AIM OF THE EXERCISE
A verbatim copy of all the data is required, minus any images.

-------- INPUT DATA

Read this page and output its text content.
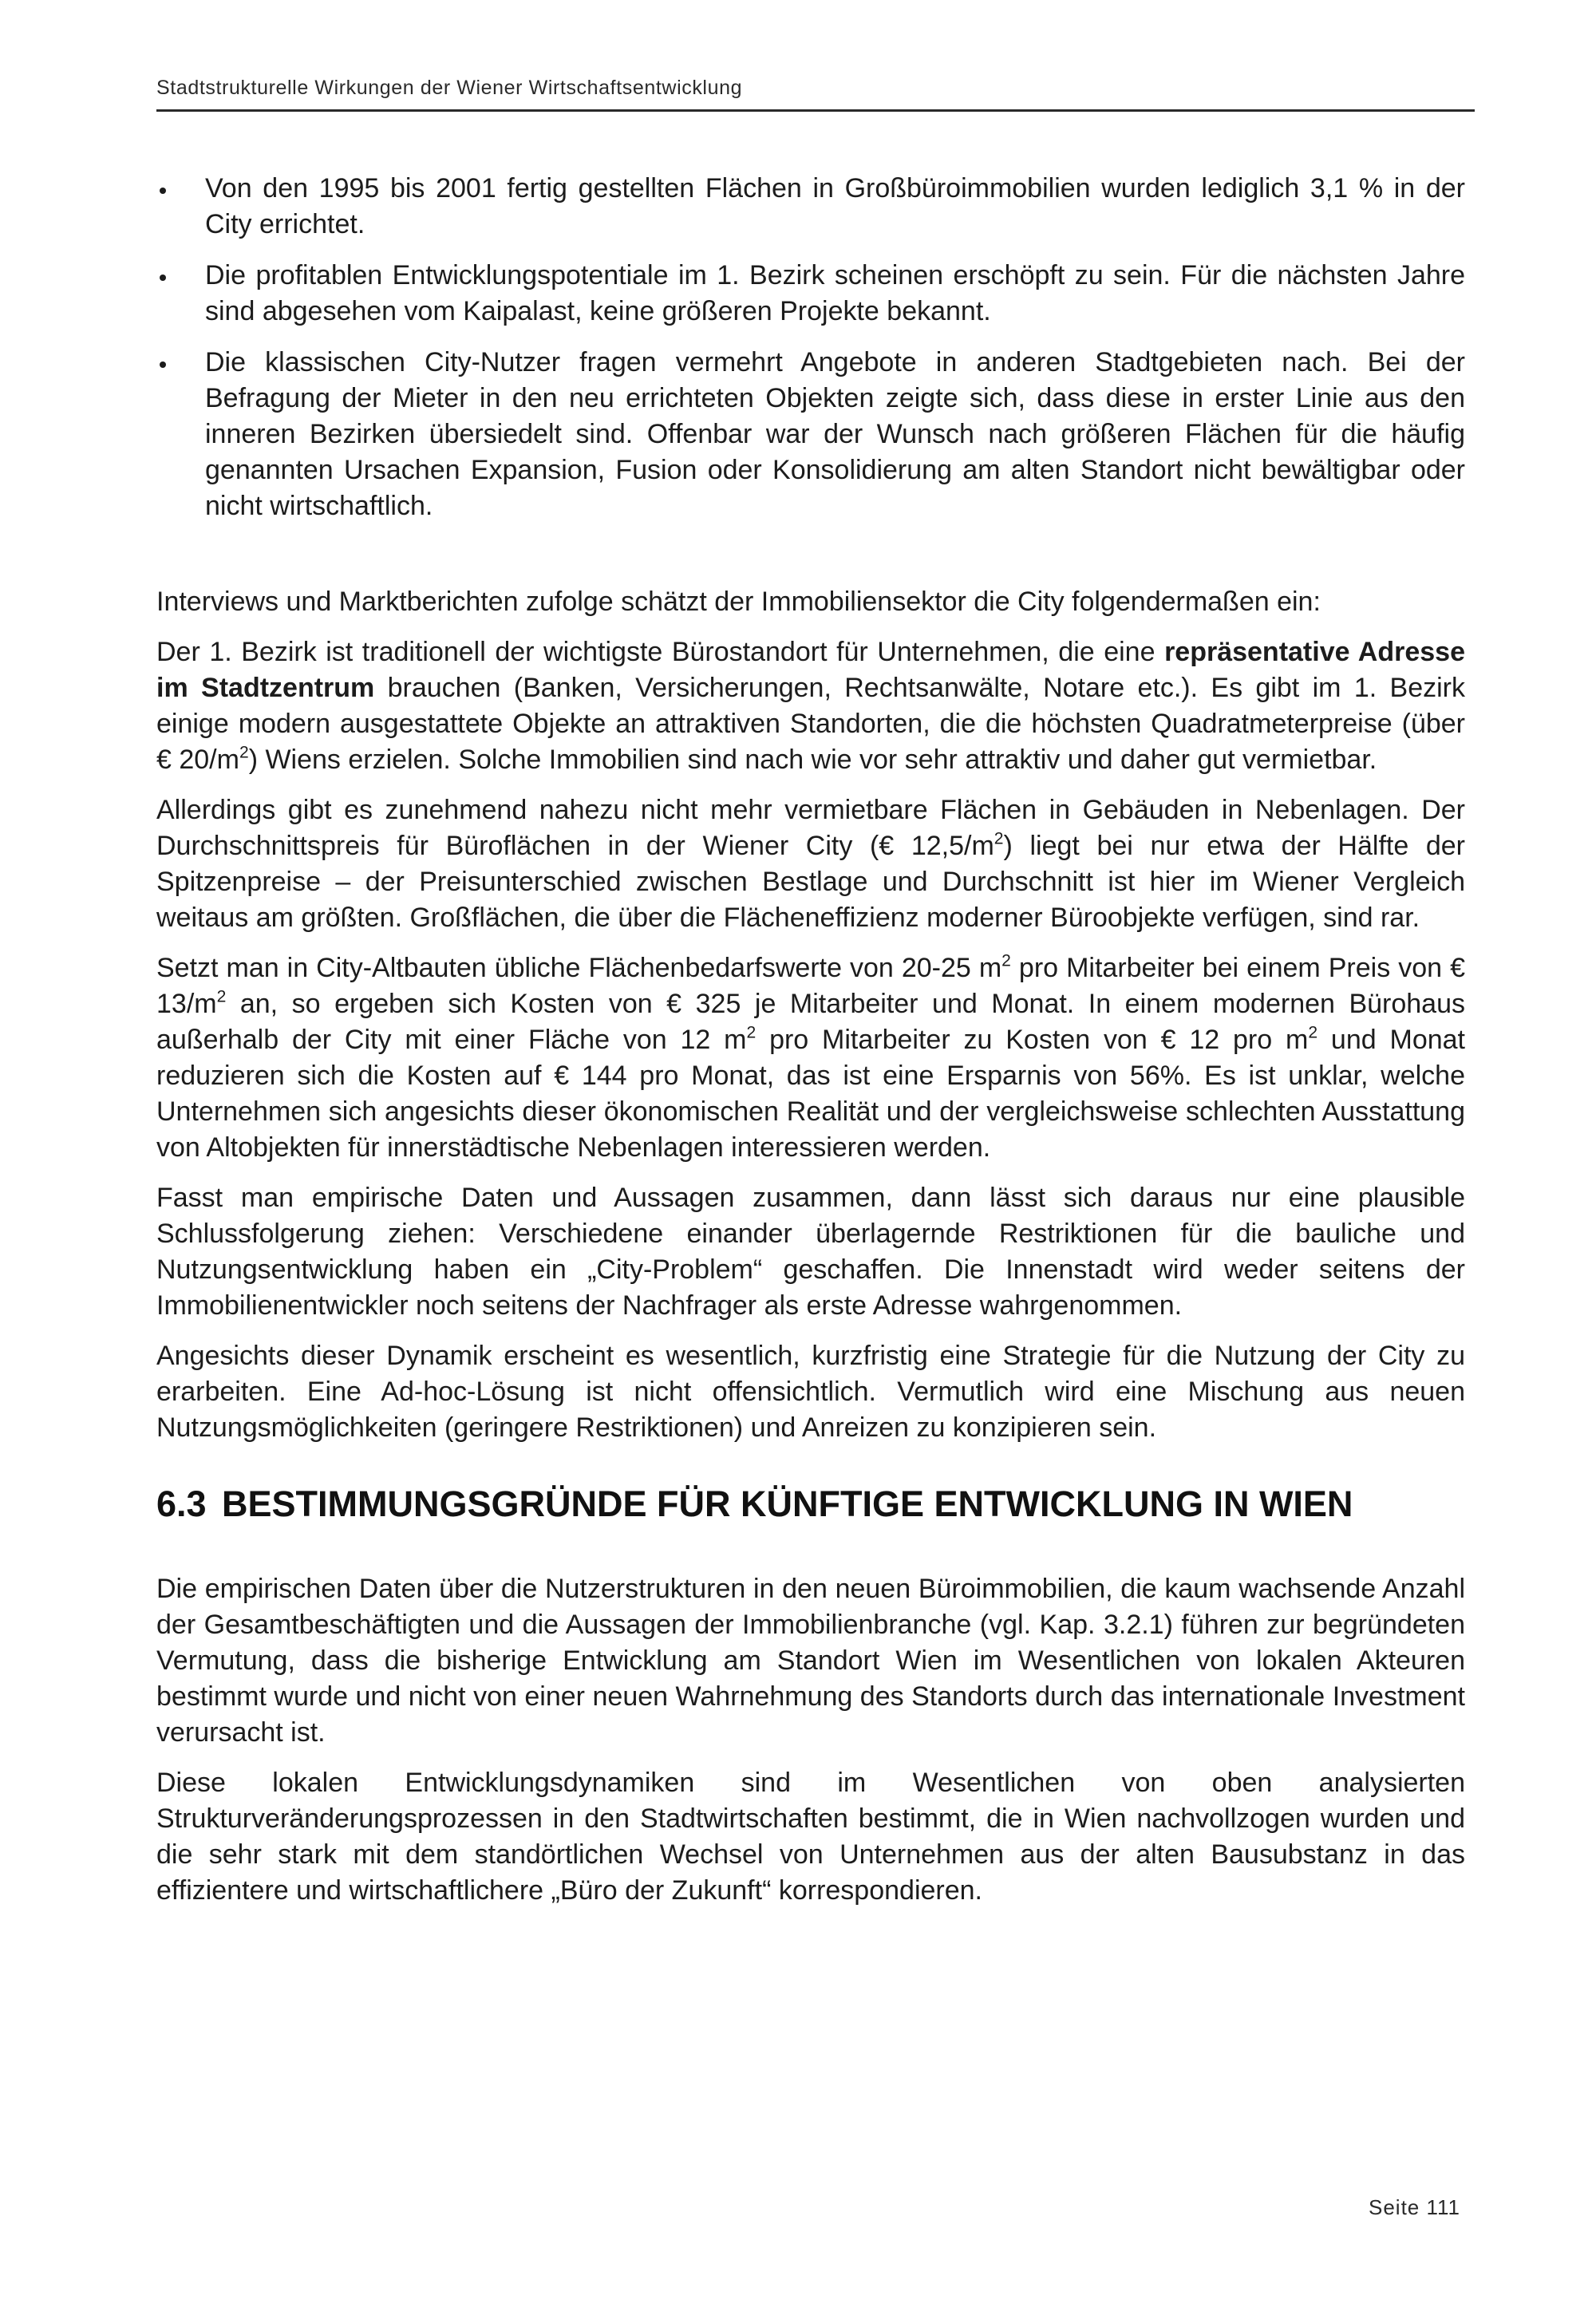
Stadtstrukturelle Wirkungen der Wiener Wirtschaftsentwicklung
Von den 1995 bis 2001 fertig gestellten Flächen in Großbüroimmobilien wurden lediglich 3,1 % in der City errichtet.
Die profitablen Entwicklungspotentiale im 1. Bezirk scheinen erschöpft zu sein. Für die nächsten Jahre sind abgesehen vom Kaipalast, keine größeren Projekte bekannt.
Die klassischen City-Nutzer fragen vermehrt Angebote in anderen Stadtgebieten nach. Bei der Befragung der Mieter in den neu errichteten Objekten zeigte sich, dass diese in erster Linie aus den inneren Bezirken übersiedelt sind. Offenbar war der Wunsch nach größeren Flächen für die häufig genannten Ursachen Expansion, Fusion oder Konsolidierung am alten Standort nicht bewältigbar oder nicht wirtschaftlich.

Interviews und Marktberichten zufolge schätzt der Immobiliensektor die City folgendermaßen ein:

Der 1. Bezirk ist traditionell der wichtigste Bürostandort für Unternehmen, die eine repräsentative Adresse im Stadtzentrum brauchen (Banken, Versicherungen, Rechtsanwälte, Notare etc.). Es gibt im 1. Bezirk einige modern ausgestattete Objekte an attraktiven Standorten, die die höchsten Quadratmeterpreise (über € $20/m^2$) Wiens erzielen. Solche Immobilien sind nach wie vor sehr attraktiv und daher gut vermietbar.

Allerdings gibt es zunehmend nahezu nicht mehr vermietbare Flächen in Gebäuden in Nebenlagen. Der Durchschnittspreis für Büroflächen in der Wiener City (€ $12,5/m^2$) liegt bei nur etwa der Hälfte der Spitzenpreise – der Preisunterschied zwischen Bestlage und Durchschnitt ist hier im Wiener Vergleich weitaus am größten. Großflächen, die über die Flächeneffizienz moderner Büroobjekte verfügen, sind rar.

Setzt man in City-Altbauten übliche Flächenbedarfswerte von 20-25 $m^2$ pro Mitarbeiter bei einem Preis von € $13/m^2$ an, so ergeben sich Kosten von € 325 je Mitarbeiter und Monat. In einem modernen Bürohaus außerhalb der City mit einer Fläche von 12 $m^2$ pro Mitarbeiter zu Kosten von € 12 pro $m^2$ und Monat reduzieren sich die Kosten auf € 144 pro Monat, das ist eine Ersparnis von 56%. Es ist unklar, welche Unternehmen sich angesichts dieser ökonomischen Realität und der vergleichsweise schlechten Ausstattung von Altobjekten für innerstädtische Nebenlagen interessieren werden.

Fasst man empirische Daten und Aussagen zusammen, dann lässt sich daraus nur eine plausible Schlussfolgerung ziehen: Verschiedene einander überlagernde Restriktionen für die bauliche und Nutzungsentwicklung haben ein „City-Problem“ geschaffen. Die Innenstadt wird weder seitens der Immobilienentwickler noch seitens der Nachfrager als erste Adresse wahrgenommen.

Angesichts dieser Dynamik erscheint es wesentlich, kurzfristig eine Strategie für die Nutzung der City zu erarbeiten. Eine Ad-hoc-Lösung ist nicht offensichtlich. Vermutlich wird eine Mischung aus neuen Nutzungsmöglichkeiten (geringere Restriktionen) und Anreizen zu konzipieren sein.

6.3 BESTIMMUNGSGRÜNDE FÜR KÜNFTIGE ENTWICKLUNG IN WIEN

Die empirischen Daten über die Nutzerstrukturen in den neuen Büroimmobilien, die kaum wachsende Anzahl der Gesamtbeschäftigten und die Aussagen der Immobilienbranche (vgl. Kap. 3.2.1) führen zur begründeten Vermutung, dass die bisherige Entwicklung am Standort Wien im Wesentlichen von lokalen Akteuren bestimmt wurde und nicht von einer neuen Wahrnehmung des Standorts durch das internationale Investment verursacht ist.

Diese lokalen Entwicklungsdynamiken sind im Wesentlichen von oben analysierten Strukturveränderungsprozessen in den Stadtwirtschaften bestimmt, die in Wien nachvollzogen wurden und die sehr stark mit dem standörtlichen Wechsel von Unternehmen aus der alten Bausubstanz in das effizientere und wirtschaftlichere „Büro der Zukunft“ korrespondieren.

Seite 111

----------------

ANSWER TO THIS TASK
Read this page and output its text content.
Stadtstrukturelle Wirkungen der Wiener Wirtschaftsentwicklung
Von den 1995 bis 2001 fertig gestellten Flächen in Großbüroimmobilien wurden lediglich 3,1 % in der City errichtet.
Die profitablen Entwicklungspotentiale im 1. Bezirk scheinen erschöpft zu sein. Für die nächsten Jahre sind abgesehen vom Kaipalast, keine größeren Projekte bekannt.
Die klassischen City-Nutzer fragen vermehrt Angebote in anderen Stadtgebieten nach. Bei der Befragung der Mieter in den neu errichteten Objekten zeigte sich, dass diese in erster Linie aus den inneren Bezirken übersiedelt sind. Offenbar war der Wunsch nach größeren Flächen für die häufig genannten Ursachen Expansion, Fusion oder Konsolidierung am alten Standort nicht bewältigbar oder nicht wirtschaftlich.

Interviews und Marktberichten zufolge schätzt der Immobiliensektor die City folgendermaßen ein:

Der 1. Bezirk ist traditionell der wichtigste Bürostandort für Unternehmen, die eine repräsentative Adresse im Stadtzentrum brauchen (Banken, Versicherungen, Rechtsanwälte, Notare etc.). Es gibt im 1. Bezirk einige modern ausgestattete Objekte an attraktiven Standorten, die die höchsten Quadratmeterpreise (über € $20/m^2$) Wiens erzielen. Solche Immobilien sind nach wie vor sehr attraktiv und daher gut vermietbar.

Allerdings gibt es zunehmend nahezu nicht mehr vermietbare Flächen in Gebäuden in Nebenlagen. Der Durchschnittspreis für Büroflächen in der Wiener City (€ $12,5/m^2$) liegt bei nur etwa der Hälfte der Spitzenpreise – der Preisunterschied zwischen Bestlage und Durchschnitt ist hier im Wiener Vergleich weitaus am größten. Großflächen, die über die Flächeneffizienz moderner Büroobjekte verfügen, sind rar.

Setzt man in City-Altbauten übliche Flächenbedarfswerte von 20-25 $m^2$ pro Mitarbeiter bei einem Preis von € $13/m^2$ an, so ergeben sich Kosten von € 325 je Mitarbeiter und Monat. In einem modernen Bürohaus außerhalb der City mit einer Fläche von 12 $m^2$ pro Mitarbeiter zu Kosten von € 12 pro $m^2$ und Monat reduzieren sich die Kosten auf € 144 pro Monat, das ist eine Ersparnis von 56%. Es ist unklar, welche Unternehmen sich angesichts dieser ökonomischen Realität und der vergleichsweise schlechten Ausstattung von Altobjekten für innerstädtische Nebenlagen interessieren werden.

Fasst man empirische Daten und Aussagen zusammen, dann lässt sich daraus nur eine plausible Schlussfolgerung ziehen: Verschiedene einander überlagernde Restriktionen für die bauliche und Nutzungsentwicklung haben ein „City-Problem“ geschaffen. Die Innenstadt wird weder seitens der Immobilienentwickler noch seitens der Nachfrager als erste Adresse wahrgenommen.

Angesichts dieser Dynamik erscheint es wesentlich, kurzfristig eine Strategie für die Nutzung der City zu erarbeiten. Eine Ad-hoc-Lösung ist nicht offensichtlich. Vermutlich wird eine Mischung aus neuen Nutzungsmöglichkeiten (geringere Restriktionen) und Anreizen zu konzipieren sein.

6.3 BESTIMMUNGSGRÜNDE FÜR KÜNFTIGE ENTWICKLUNG IN WIEN

Die empirischen Daten über die Nutzerstrukturen in den neuen Büroimmobilien, die kaum wachsende Anzahl der Gesamtbeschäftigten und die Aussagen der Immobilienbranche (vgl. Kap. 3.2.1) führen zur begründeten Vermutung, dass die bisherige Entwicklung am Standort Wien im Wesentlichen von lokalen Akteuren bestimmt wurde und nicht von einer neuen Wahrnehmung des Standorts durch das internationale Investment verursacht ist.

Diese lokalen Entwicklungsdynamiken sind im Wesentlichen von oben analysierten Strukturveränderungsprozessen in den Stadtwirtschaften bestimmt, die in Wien nachvollzogen wurden und die sehr stark mit dem standörtlichen Wechsel von Unternehmen aus der alten Bausubstanz in das effizientere und wirtschaftlichere „Büro der Zukunft“ korrespondieren.

Seite 111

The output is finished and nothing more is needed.